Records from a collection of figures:
* * * * *
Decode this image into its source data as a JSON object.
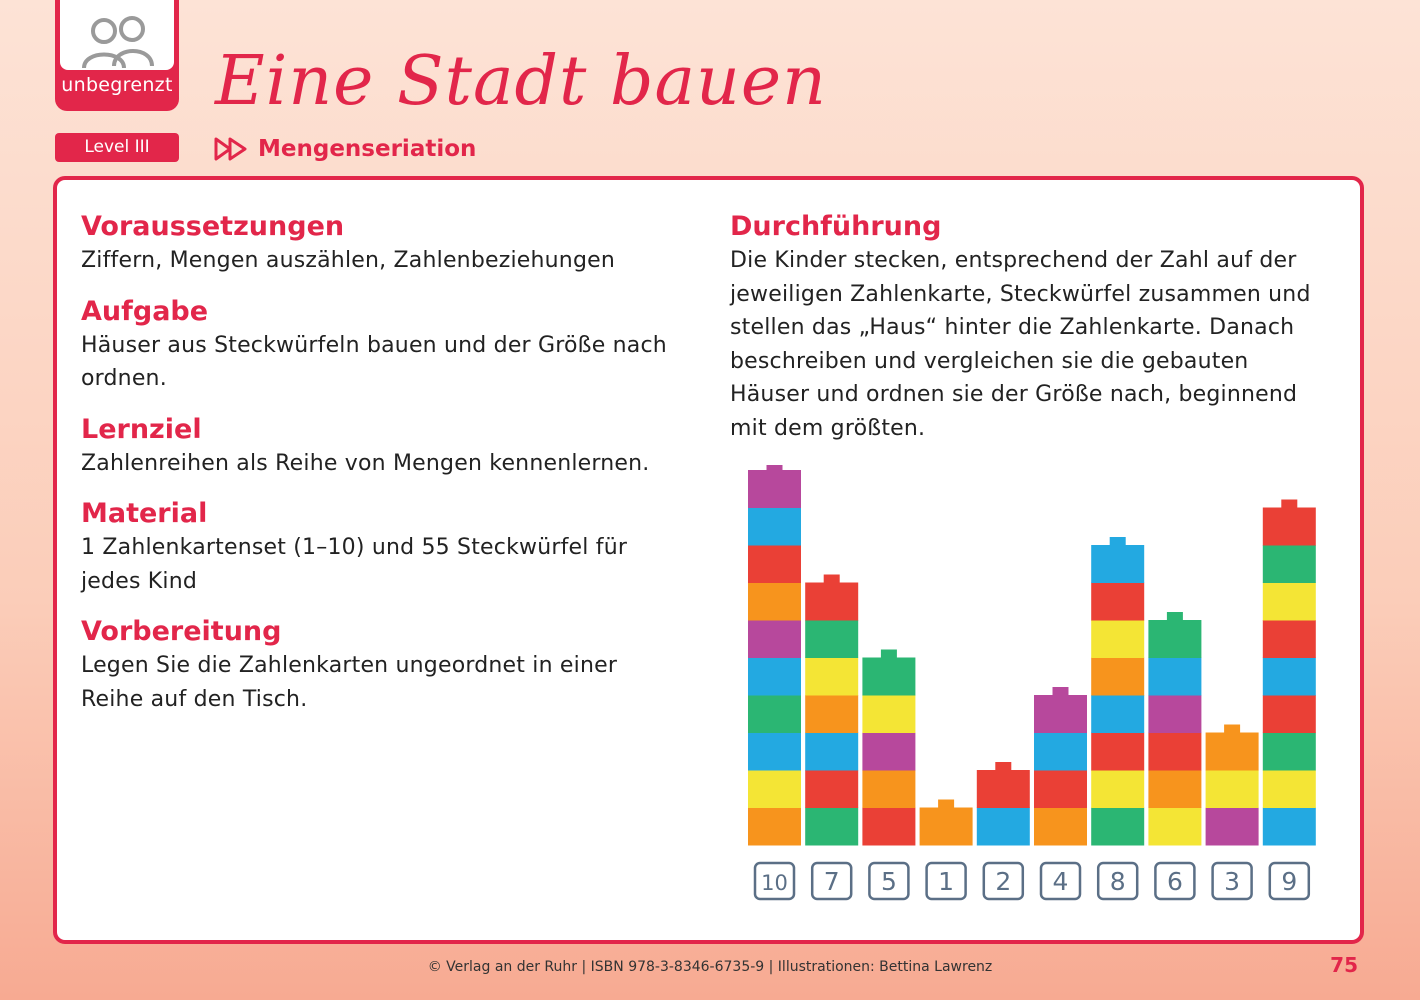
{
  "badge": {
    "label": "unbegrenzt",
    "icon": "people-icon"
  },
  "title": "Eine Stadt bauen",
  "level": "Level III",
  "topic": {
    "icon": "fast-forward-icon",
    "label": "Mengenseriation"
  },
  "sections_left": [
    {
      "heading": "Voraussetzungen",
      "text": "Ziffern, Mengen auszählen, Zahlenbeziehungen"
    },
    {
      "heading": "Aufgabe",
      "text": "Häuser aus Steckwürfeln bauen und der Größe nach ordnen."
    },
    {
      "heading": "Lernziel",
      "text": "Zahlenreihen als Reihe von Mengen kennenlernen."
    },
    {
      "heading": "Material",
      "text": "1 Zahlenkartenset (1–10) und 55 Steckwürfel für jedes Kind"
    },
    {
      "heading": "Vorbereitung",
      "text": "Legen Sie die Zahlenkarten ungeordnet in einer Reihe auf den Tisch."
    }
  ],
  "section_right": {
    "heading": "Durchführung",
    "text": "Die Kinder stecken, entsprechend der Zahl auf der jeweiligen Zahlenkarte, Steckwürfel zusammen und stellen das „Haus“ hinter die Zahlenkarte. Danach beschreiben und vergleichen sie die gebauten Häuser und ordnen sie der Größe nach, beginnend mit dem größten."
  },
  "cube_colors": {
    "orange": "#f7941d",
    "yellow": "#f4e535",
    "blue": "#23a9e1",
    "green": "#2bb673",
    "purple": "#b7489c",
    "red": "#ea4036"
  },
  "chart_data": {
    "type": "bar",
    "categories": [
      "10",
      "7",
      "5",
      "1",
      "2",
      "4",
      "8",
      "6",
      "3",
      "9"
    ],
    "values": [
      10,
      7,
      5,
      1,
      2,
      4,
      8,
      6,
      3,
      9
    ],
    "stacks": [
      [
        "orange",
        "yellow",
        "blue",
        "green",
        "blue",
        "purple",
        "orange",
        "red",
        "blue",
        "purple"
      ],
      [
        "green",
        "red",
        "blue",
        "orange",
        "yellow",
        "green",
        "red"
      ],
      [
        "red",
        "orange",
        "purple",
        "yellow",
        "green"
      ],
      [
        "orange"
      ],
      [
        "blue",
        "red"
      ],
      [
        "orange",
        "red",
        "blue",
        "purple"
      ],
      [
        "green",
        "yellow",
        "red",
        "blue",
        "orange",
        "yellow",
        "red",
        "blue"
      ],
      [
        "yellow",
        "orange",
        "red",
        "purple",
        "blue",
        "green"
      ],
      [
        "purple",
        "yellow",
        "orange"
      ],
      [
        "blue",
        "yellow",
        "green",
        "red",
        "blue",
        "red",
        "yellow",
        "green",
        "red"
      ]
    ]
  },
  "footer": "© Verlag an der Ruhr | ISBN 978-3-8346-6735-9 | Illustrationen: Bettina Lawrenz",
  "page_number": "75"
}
* * * * *
_WHAT TO DO_
Reply with nothing but the number of lines in the data above that contain "Größe".

_RESULT BELOW_
2